Copy out the listing exactly.

Listing:
▼

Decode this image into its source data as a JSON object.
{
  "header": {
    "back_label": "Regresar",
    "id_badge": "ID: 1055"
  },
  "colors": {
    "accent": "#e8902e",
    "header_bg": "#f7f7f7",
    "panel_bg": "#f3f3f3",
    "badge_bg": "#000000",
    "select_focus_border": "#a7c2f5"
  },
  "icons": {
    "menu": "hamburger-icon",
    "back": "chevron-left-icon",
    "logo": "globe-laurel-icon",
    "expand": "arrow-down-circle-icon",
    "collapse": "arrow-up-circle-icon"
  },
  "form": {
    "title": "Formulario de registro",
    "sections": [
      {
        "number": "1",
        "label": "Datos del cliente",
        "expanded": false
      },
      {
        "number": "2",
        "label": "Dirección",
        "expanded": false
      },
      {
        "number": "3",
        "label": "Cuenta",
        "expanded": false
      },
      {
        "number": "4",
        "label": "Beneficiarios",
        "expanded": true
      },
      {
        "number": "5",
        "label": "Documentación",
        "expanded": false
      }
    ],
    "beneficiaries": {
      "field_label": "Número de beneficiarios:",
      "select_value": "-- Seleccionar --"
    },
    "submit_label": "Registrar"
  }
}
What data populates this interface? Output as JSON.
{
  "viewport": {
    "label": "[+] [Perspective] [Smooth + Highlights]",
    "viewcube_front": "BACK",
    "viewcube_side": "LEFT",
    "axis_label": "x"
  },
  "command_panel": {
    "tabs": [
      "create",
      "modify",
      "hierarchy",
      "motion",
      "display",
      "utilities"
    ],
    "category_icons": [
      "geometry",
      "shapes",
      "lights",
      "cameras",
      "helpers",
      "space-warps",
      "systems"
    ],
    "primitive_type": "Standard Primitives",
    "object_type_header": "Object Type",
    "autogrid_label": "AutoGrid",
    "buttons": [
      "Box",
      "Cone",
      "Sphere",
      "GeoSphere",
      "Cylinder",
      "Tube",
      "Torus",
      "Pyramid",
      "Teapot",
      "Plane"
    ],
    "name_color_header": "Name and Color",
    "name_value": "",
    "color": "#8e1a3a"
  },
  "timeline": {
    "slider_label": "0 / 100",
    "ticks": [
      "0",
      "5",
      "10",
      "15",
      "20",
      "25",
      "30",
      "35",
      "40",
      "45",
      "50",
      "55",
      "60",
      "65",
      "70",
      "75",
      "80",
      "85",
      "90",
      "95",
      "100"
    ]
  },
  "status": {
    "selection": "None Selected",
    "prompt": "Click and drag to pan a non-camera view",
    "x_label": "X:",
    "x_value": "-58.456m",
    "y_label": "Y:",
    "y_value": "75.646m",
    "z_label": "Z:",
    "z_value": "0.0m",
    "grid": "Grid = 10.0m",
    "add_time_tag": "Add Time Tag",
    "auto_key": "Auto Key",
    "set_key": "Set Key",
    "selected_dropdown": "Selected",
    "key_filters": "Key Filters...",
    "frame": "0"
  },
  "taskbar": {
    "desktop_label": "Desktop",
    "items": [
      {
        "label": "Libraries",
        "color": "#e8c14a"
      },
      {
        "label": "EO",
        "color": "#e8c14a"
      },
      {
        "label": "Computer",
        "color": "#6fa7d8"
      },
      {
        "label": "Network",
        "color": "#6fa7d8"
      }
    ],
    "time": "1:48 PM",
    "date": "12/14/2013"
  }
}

▲

Written reply:
Decode this image into its source data as a JSON object.
{
  "header": {
    "back_label": "Regresar",
    "id_badge": "ID: 1055"
  },
  "colors": {
    "accent": "#e8902e",
    "header_bg": "#f7f7f7",
    "panel_bg": "#f3f3f3",
    "badge_bg": "#000000",
    "select_focus_border": "#a7c2f5"
  },
  "icons": {
    "menu": "hamburger-icon",
    "back": "chevron-left-icon",
    "logo": "globe-laurel-icon",
    "expand": "arrow-down-circle-icon",
    "collapse": "arrow-up-circle-icon"
  },
  "form": {
    "title": "Formulario de registro",
    "sections": [
      {
        "number": "1",
        "label": "Datos del cliente",
        "expanded": false
      },
      {
        "number": "2",
        "label": "Dirección",
        "expanded": false
      },
      {
        "number": "3",
        "label": "Cuenta",
        "expanded": false
      },
      {
        "number": "4",
        "label": "Beneficiarios",
        "expanded": true
      },
      {
        "number": "5",
        "label": "Documentación",
        "expanded": false
      }
    ],
    "beneficiaries": {
      "field_label": "Número de beneficiarios:",
      "select_value": "-- Seleccionar --"
    },
    "submit_label": "Registrar"
  }
}
What data populates this interface? Output as JSON.
{
  "viewport": {
    "label": "[+] [Perspective] [Smooth + Highlights]",
    "viewcube_front": "BACK",
    "viewcube_side": "LEFT",
    "axis_label": "x"
  },
  "command_panel": {
    "tabs": [
      "create",
      "modify",
      "hierarchy",
      "motion",
      "display",
      "utilities"
    ],
    "category_icons": [
      "geometry",
      "shapes",
      "lights",
      "cameras",
      "helpers",
      "space-warps",
      "systems"
    ],
    "primitive_type": "Standard Primitives",
    "object_type_header": "Object Type",
    "autogrid_label": "AutoGrid",
    "buttons": [
      "Box",
      "Cone",
      "Sphere",
      "GeoSphere",
      "Cylinder",
      "Tube",
      "Torus",
      "Pyramid",
      "Teapot",
      "Plane"
    ],
    "name_color_header": "Name and Color",
    "name_value": "",
    "color": "#8e1a3a"
  },
  "timeline": {
    "slider_label": "0 / 100",
    "ticks": [
      "0",
      "5",
      "10",
      "15",
      "20",
      "25",
      "30",
      "35",
      "40",
      "45",
      "50",
      "55",
      "60",
      "65",
      "70",
      "75",
      "80",
      "85",
      "90",
      "95",
      "100"
    ]
  },
  "status": {
    "selection": "None Selected",
    "prompt": "Click and drag to pan a non-camera view",
    "x_label": "X:",
    "x_value": "-58.456m",
    "y_label": "Y:",
    "y_value": "75.646m",
    "z_label": "Z:",
    "z_value": "0.0m",
    "grid": "Grid = 10.0m",
    "add_time_tag": "Add Time Tag",
    "auto_key": "Auto Key",
    "set_key": "Set Key",
    "selected_dropdown": "Selected",
    "key_filters": "Key Filters...",
    "frame": "0"
  },
  "taskbar": {
    "desktop_label": "Desktop",
    "items": [
      {
        "label": "Libraries",
        "color": "#e8c14a"
      },
      {
        "label": "EO",
        "color": "#e8c14a"
      },
      {
        "label": "Computer",
        "color": "#6fa7d8"
      },
      {
        "label": "Network",
        "color": "#6fa7d8"
      }
    ],
    "time": "1:48 PM",
    "date": "12/14/2013"
  }
}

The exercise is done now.